#### Stated exercise
Leave out any picture and return the remaining listing below exactly as given.

— begin Input for this task —

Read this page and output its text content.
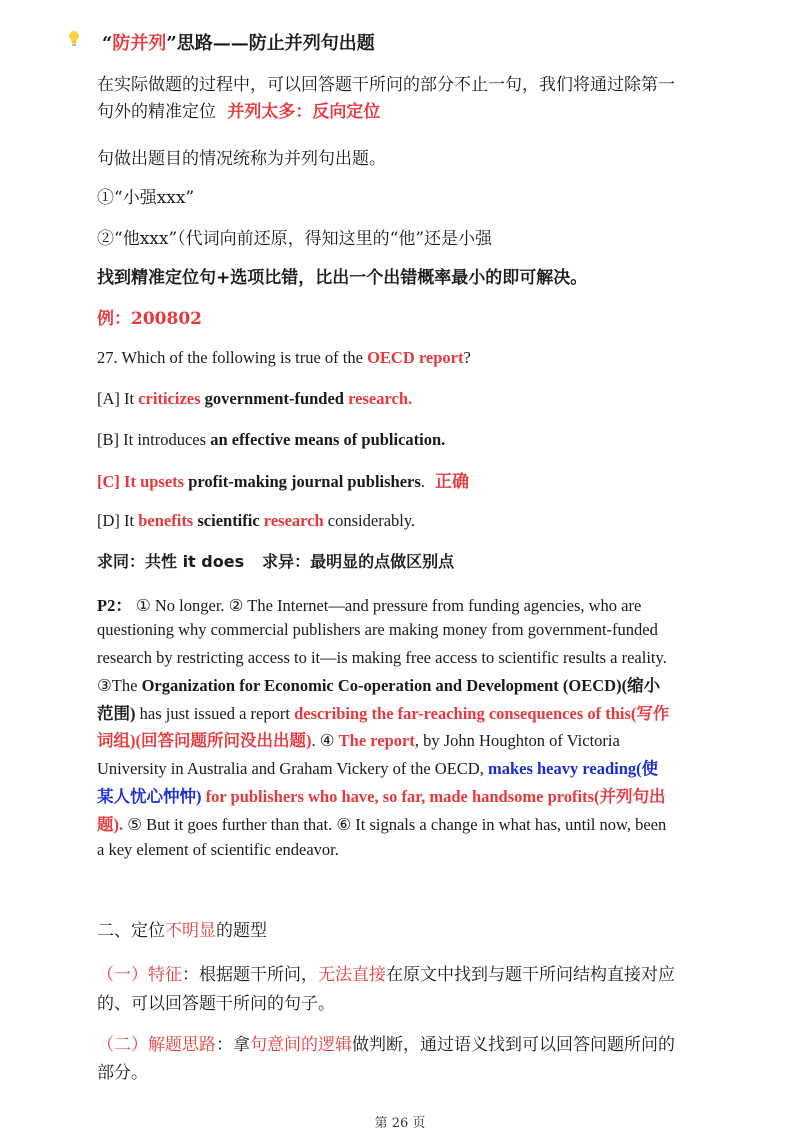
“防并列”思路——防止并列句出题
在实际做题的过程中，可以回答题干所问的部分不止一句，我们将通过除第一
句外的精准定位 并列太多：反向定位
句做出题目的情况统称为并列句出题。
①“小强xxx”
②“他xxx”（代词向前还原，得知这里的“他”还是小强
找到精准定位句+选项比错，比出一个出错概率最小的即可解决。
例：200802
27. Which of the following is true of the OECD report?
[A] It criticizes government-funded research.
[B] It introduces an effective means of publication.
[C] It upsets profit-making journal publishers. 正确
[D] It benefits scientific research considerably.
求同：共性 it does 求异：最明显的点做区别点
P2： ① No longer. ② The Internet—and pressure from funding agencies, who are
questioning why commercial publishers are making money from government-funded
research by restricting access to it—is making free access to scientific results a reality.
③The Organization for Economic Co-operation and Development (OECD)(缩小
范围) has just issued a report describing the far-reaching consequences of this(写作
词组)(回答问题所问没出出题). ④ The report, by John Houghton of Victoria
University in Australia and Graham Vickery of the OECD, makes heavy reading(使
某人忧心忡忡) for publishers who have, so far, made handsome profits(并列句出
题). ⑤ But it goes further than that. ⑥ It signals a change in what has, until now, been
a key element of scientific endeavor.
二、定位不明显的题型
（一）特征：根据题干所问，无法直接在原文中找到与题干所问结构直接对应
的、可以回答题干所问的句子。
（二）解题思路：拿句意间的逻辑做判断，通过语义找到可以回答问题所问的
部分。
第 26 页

— end Input for this task —

#### Full response
Read this page and output its text content.
“防并列”思路——防止并列句出题
在实际做题的过程中，可以回答题干所问的部分不止一句，我们将通过除第一
句外的精准定位 并列太多：反向定位
句做出题目的情况统称为并列句出题。
①“小强xxx”
②“他xxx”（代词向前还原，得知这里的“他”还是小强
找到精准定位句+选项比错，比出一个出错概率最小的即可解决。
例：200802
27. Which of the following is true of the OECD report?
[A] It criticizes government-funded research.
[B] It introduces an effective means of publication.
[C] It upsets profit-making journal publishers. 正确
[D] It benefits scientific research considerably.
求同：共性 it does 求异：最明显的点做区别点
P2： ① No longer. ② The Internet—and pressure from funding agencies, who are
questioning why commercial publishers are making money from government-funded
research by restricting access to it—is making free access to scientific results a reality.
③The Organization for Economic Co-operation and Development (OECD)(缩小
范围) has just issued a report describing the far-reaching consequences of this(写作
词组)(回答问题所问没出出题). ④ The report, by John Houghton of Victoria
University in Australia and Graham Vickery of the OECD, makes heavy reading(使
某人忧心忡忡) for publishers who have, so far, made handsome profits(并列句出
题). ⑤ But it goes further than that. ⑥ It signals a change in what has, until now, been
a key element of scientific endeavor.
二、定位不明显的题型
（一）特征：根据题干所问，无法直接在原文中找到与题干所问结构直接对应
的、可以回答题干所问的句子。
（二）解题思路：拿句意间的逻辑做判断，通过语义找到可以回答问题所问的
部分。
第 26 页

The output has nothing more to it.